The task: Output every line of the data exactly as it appears.

# # #

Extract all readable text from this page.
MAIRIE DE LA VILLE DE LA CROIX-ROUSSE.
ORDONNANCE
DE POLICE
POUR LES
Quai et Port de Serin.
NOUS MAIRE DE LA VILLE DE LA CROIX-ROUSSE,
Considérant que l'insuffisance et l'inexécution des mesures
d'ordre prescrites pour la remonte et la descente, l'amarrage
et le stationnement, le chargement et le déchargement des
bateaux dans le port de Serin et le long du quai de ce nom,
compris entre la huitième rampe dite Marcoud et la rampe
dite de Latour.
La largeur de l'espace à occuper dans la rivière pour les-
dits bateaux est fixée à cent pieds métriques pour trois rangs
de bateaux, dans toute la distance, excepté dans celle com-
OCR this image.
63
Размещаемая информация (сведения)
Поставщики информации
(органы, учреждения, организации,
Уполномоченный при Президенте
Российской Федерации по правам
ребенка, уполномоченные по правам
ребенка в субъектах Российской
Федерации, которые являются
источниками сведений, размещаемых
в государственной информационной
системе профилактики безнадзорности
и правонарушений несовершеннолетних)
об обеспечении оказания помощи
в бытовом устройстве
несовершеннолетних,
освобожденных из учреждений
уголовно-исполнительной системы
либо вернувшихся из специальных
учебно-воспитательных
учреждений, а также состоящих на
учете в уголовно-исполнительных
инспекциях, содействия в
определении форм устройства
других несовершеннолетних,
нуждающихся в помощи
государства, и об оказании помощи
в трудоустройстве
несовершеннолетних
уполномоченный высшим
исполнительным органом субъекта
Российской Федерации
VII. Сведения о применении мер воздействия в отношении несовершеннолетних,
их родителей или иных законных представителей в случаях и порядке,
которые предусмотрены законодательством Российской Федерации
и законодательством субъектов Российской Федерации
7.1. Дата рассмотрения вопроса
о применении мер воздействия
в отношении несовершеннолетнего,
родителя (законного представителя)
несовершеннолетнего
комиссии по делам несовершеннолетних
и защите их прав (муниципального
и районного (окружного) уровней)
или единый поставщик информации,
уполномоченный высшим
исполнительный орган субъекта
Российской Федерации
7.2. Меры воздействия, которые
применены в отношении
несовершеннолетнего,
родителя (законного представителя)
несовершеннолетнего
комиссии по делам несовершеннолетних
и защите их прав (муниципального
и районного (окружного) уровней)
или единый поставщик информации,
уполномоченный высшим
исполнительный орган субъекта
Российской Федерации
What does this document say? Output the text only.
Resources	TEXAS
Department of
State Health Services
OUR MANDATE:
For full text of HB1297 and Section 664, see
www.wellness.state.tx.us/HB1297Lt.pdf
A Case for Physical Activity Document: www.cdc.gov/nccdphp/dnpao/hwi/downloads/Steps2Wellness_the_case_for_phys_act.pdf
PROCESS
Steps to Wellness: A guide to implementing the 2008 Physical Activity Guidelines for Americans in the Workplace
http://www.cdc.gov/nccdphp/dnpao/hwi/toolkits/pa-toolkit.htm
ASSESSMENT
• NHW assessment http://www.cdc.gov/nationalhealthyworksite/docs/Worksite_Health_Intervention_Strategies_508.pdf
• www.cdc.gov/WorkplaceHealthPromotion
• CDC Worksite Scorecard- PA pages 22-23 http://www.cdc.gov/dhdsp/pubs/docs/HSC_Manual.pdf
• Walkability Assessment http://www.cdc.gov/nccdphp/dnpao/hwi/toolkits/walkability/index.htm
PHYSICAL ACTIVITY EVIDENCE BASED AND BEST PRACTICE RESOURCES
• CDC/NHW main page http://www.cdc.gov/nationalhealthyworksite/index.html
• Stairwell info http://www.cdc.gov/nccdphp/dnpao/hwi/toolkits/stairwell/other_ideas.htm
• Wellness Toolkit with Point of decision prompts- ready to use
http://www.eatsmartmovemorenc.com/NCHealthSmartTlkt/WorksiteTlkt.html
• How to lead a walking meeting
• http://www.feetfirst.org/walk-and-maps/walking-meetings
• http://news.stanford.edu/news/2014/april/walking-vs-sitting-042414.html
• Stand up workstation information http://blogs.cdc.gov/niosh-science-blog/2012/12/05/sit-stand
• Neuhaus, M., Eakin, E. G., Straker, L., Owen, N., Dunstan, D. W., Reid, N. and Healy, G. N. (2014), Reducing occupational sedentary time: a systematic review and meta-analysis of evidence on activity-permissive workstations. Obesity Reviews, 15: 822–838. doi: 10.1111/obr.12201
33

# # #

The response:
Extract all readable text from this page.
MAIRIE DE LA VILLE DE LA CROIX-ROUSSE.
ORDONNANCE
DE POLICE
POUR LES
Quai et Port de Serin.
NOUS MAIRE DE LA VILLE DE LA CROIX-ROUSSE,
Considérant que l'insuffisance et l'inexécution des mesures
d'ordre prescrites pour la remonte et la descente, l'amarrage
et le stationnement, le chargement et le déchargement des
bateaux dans le port de Serin et le long du quai de ce nom,
compris entre la huitième rampe dite Marcoud et la rampe
dite de Latour.
La largeur de l'espace à occuper dans la rivière pour les-
dits bateaux est fixée à cent pieds métriques pour trois rangs
de bateaux, dans toute la distance, excepté dans celle com-
OCR this image.
63
Размещаемая информация (сведения)
Поставщики информации
(органы, учреждения, организации,
Уполномоченный при Президенте
Российской Федерации по правам
ребенка, уполномоченные по правам
ребенка в субъектах Российской
Федерации, которые являются
источниками сведений, размещаемых
в государственной информационной
системе профилактики безнадзорности
и правонарушений несовершеннолетних)
об обеспечении оказания помощи
в бытовом устройстве
несовершеннолетних,
освобожденных из учреждений
уголовно-исполнительной системы
либо вернувшихся из специальных
учебно-воспитательных
учреждений, а также состоящих на
учете в уголовно-исполнительных
инспекциях, содействия в
определении форм устройства
других несовершеннолетних,
нуждающихся в помощи
государства, и об оказании помощи
в трудоустройстве
несовершеннолетних
уполномоченный высшим
исполнительным органом субъекта
Российской Федерации
VII. Сведения о применении мер воздействия в отношении несовершеннолетних,
их родителей или иных законных представителей в случаях и порядке,
которые предусмотрены законодательством Российской Федерации
и законодательством субъектов Российской Федерации
7.1. Дата рассмотрения вопроса
о применении мер воздействия
в отношении несовершеннолетнего,
родителя (законного представителя)
несовершеннолетнего
комиссии по делам несовершеннолетних
и защите их прав (муниципального
и районного (окружного) уровней)
или единый поставщик информации,
уполномоченный высшим
исполнительный орган субъекта
Российской Федерации
7.2. Меры воздействия, которые
применены в отношении
несовершеннолетнего,
родителя (законного представителя)
несовершеннолетнего
комиссии по делам несовершеннолетних
и защите их прав (муниципального
и районного (окружного) уровней)
или единый поставщик информации,
уполномоченный высшим
исполнительный орган субъекта
Российской Федерации
What does this document say? Output the text only.
Resources	TEXAS
Department of
State Health Services
OUR MANDATE:
For full text of HB1297 and Section 664, see
www.wellness.state.tx.us/HB1297Lt.pdf
A Case for Physical Activity Document: www.cdc.gov/nccdphp/dnpao/hwi/downloads/Steps2Wellness_the_case_for_phys_act.pdf
PROCESS
Steps to Wellness: A guide to implementing the 2008 Physical Activity Guidelines for Americans in the Workplace
http://www.cdc.gov/nccdphp/dnpao/hwi/toolkits/pa-toolkit.htm
ASSESSMENT
• NHW assessment http://www.cdc.gov/nationalhealthyworksite/docs/Worksite_Health_Intervention_Strategies_508.pdf
• www.cdc.gov/WorkplaceHealthPromotion
• CDC Worksite Scorecard- PA pages 22-23 http://www.cdc.gov/dhdsp/pubs/docs/HSC_Manual.pdf
• Walkability Assessment http://www.cdc.gov/nccdphp/dnpao/hwi/toolkits/walkability/index.htm
PHYSICAL ACTIVITY EVIDENCE BASED AND BEST PRACTICE RESOURCES
• CDC/NHW main page http://www.cdc.gov/nationalhealthyworksite/index.html
• Stairwell info http://www.cdc.gov/nccdphp/dnpao/hwi/toolkits/stairwell/other_ideas.htm
• Wellness Toolkit with Point of decision prompts- ready to use
http://www.eatsmartmovemorenc.com/NCHealthSmartTlkt/WorksiteTlkt.html
• How to lead a walking meeting
• http://www.feetfirst.org/walk-and-maps/walking-meetings
• http://news.stanford.edu/news/2014/april/walking-vs-sitting-042414.html
• Stand up workstation information http://blogs.cdc.gov/niosh-science-blog/2012/12/05/sit-stand
• Neuhaus, M., Eakin, E. G., Straker, L., Owen, N., Dunstan, D. W., Reid, N. and Healy, G. N. (2014), Reducing occupational sedentary time: a systematic review and meta-analysis of evidence on activity-permissive workstations. Obesity Reviews, 15: 822–838. doi: 10.1111/obr.12201
33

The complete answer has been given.